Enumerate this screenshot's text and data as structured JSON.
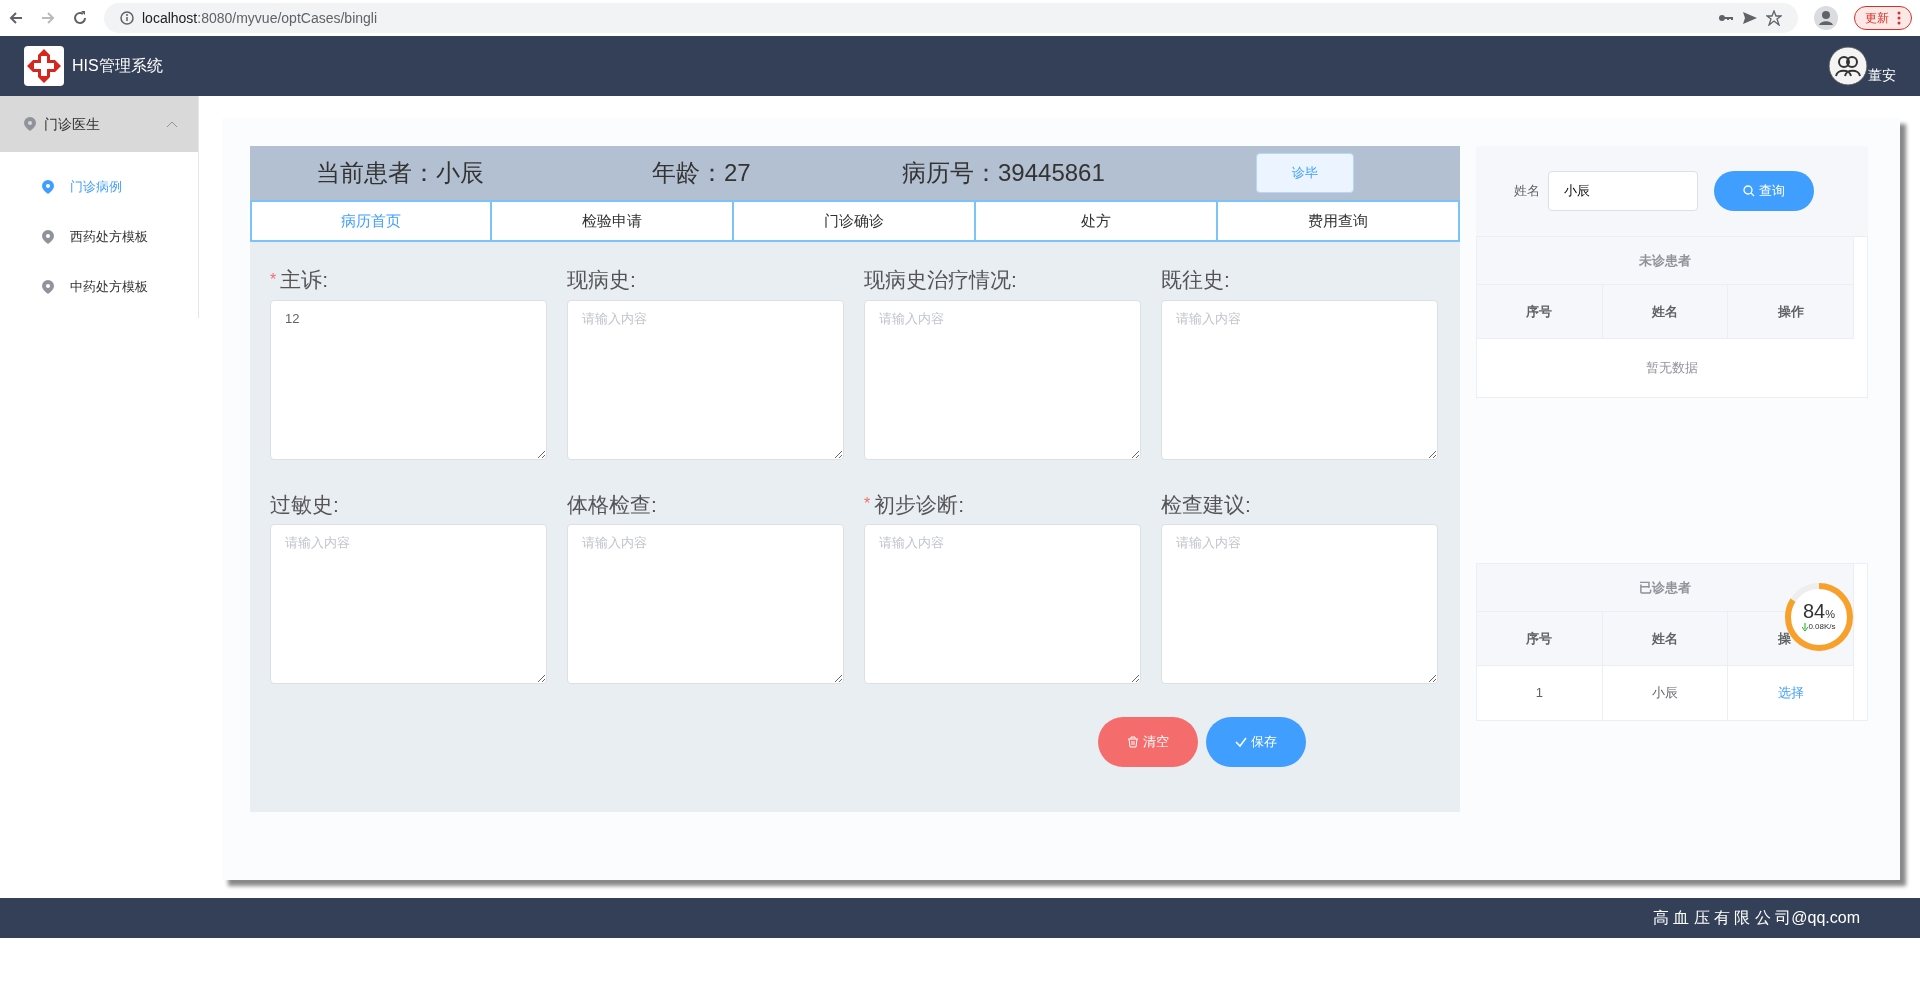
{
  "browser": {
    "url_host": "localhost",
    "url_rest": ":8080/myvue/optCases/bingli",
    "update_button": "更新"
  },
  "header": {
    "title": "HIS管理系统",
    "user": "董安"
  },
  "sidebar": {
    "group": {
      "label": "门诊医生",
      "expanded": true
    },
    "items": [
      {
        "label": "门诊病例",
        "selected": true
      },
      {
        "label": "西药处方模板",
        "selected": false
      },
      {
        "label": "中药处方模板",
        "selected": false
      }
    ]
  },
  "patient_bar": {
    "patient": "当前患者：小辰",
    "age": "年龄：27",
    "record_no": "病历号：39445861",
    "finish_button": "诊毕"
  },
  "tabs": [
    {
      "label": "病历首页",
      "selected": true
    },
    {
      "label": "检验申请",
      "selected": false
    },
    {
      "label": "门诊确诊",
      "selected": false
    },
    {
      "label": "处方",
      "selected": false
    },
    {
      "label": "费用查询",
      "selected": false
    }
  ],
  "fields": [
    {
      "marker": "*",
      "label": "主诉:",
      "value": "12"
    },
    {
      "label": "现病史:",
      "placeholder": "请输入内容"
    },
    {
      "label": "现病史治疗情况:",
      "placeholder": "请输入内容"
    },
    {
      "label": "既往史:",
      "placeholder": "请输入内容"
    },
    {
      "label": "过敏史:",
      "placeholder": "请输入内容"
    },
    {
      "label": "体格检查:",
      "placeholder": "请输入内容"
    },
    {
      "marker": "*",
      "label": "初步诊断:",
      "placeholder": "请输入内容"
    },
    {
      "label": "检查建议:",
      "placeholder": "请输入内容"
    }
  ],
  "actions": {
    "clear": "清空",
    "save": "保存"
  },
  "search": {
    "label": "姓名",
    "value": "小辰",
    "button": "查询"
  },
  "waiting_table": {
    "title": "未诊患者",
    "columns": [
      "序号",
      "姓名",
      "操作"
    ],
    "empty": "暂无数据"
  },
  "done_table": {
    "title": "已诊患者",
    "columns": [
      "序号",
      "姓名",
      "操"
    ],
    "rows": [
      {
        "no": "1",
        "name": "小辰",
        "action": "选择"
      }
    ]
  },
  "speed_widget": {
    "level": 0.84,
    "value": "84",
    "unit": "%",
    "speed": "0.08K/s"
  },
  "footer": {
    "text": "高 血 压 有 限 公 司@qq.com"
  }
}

== == ==

WHAT NEEDS TO BE DONE: Would you set down the listing exactly, omitting pictures?

THE REPLY:
Enumerate this screenshot's text and data as structured JSON.
{
  "browser": {
    "url_host": "localhost",
    "url_rest": ":8080/myvue/optCases/bingli",
    "update_button": "更新"
  },
  "header": {
    "title": "HIS管理系统",
    "user": "董安"
  },
  "sidebar": {
    "group": {
      "label": "门诊医生",
      "expanded": true
    },
    "items": [
      {
        "label": "门诊病例",
        "selected": true
      },
      {
        "label": "西药处方模板",
        "selected": false
      },
      {
        "label": "中药处方模板",
        "selected": false
      }
    ]
  },
  "patient_bar": {
    "patient": "当前患者：小辰",
    "age": "年龄：27",
    "record_no": "病历号：39445861",
    "finish_button": "诊毕"
  },
  "tabs": [
    {
      "label": "病历首页",
      "selected": true
    },
    {
      "label": "检验申请",
      "selected": false
    },
    {
      "label": "门诊确诊",
      "selected": false
    },
    {
      "label": "处方",
      "selected": false
    },
    {
      "label": "费用查询",
      "selected": false
    }
  ],
  "fields": [
    {
      "marker": "*",
      "label": "主诉:",
      "value": "12"
    },
    {
      "label": "现病史:",
      "placeholder": "请输入内容"
    },
    {
      "label": "现病史治疗情况:",
      "placeholder": "请输入内容"
    },
    {
      "label": "既往史:",
      "placeholder": "请输入内容"
    },
    {
      "label": "过敏史:",
      "placeholder": "请输入内容"
    },
    {
      "label": "体格检查:",
      "placeholder": "请输入内容"
    },
    {
      "marker": "*",
      "label": "初步诊断:",
      "placeholder": "请输入内容"
    },
    {
      "label": "检查建议:",
      "placeholder": "请输入内容"
    }
  ],
  "actions": {
    "clear": "清空",
    "save": "保存"
  },
  "search": {
    "label": "姓名",
    "value": "小辰",
    "button": "查询"
  },
  "waiting_table": {
    "title": "未诊患者",
    "columns": [
      "序号",
      "姓名",
      "操作"
    ],
    "empty": "暂无数据"
  },
  "done_table": {
    "title": "已诊患者",
    "columns": [
      "序号",
      "姓名",
      "操"
    ],
    "rows": [
      {
        "no": "1",
        "name": "小辰",
        "action": "选择"
      }
    ]
  },
  "speed_widget": {
    "level": 0.84,
    "value": "84",
    "unit": "%",
    "speed": "0.08K/s"
  },
  "footer": {
    "text": "高 血 压 有 限 公 司@qq.com"
  }
}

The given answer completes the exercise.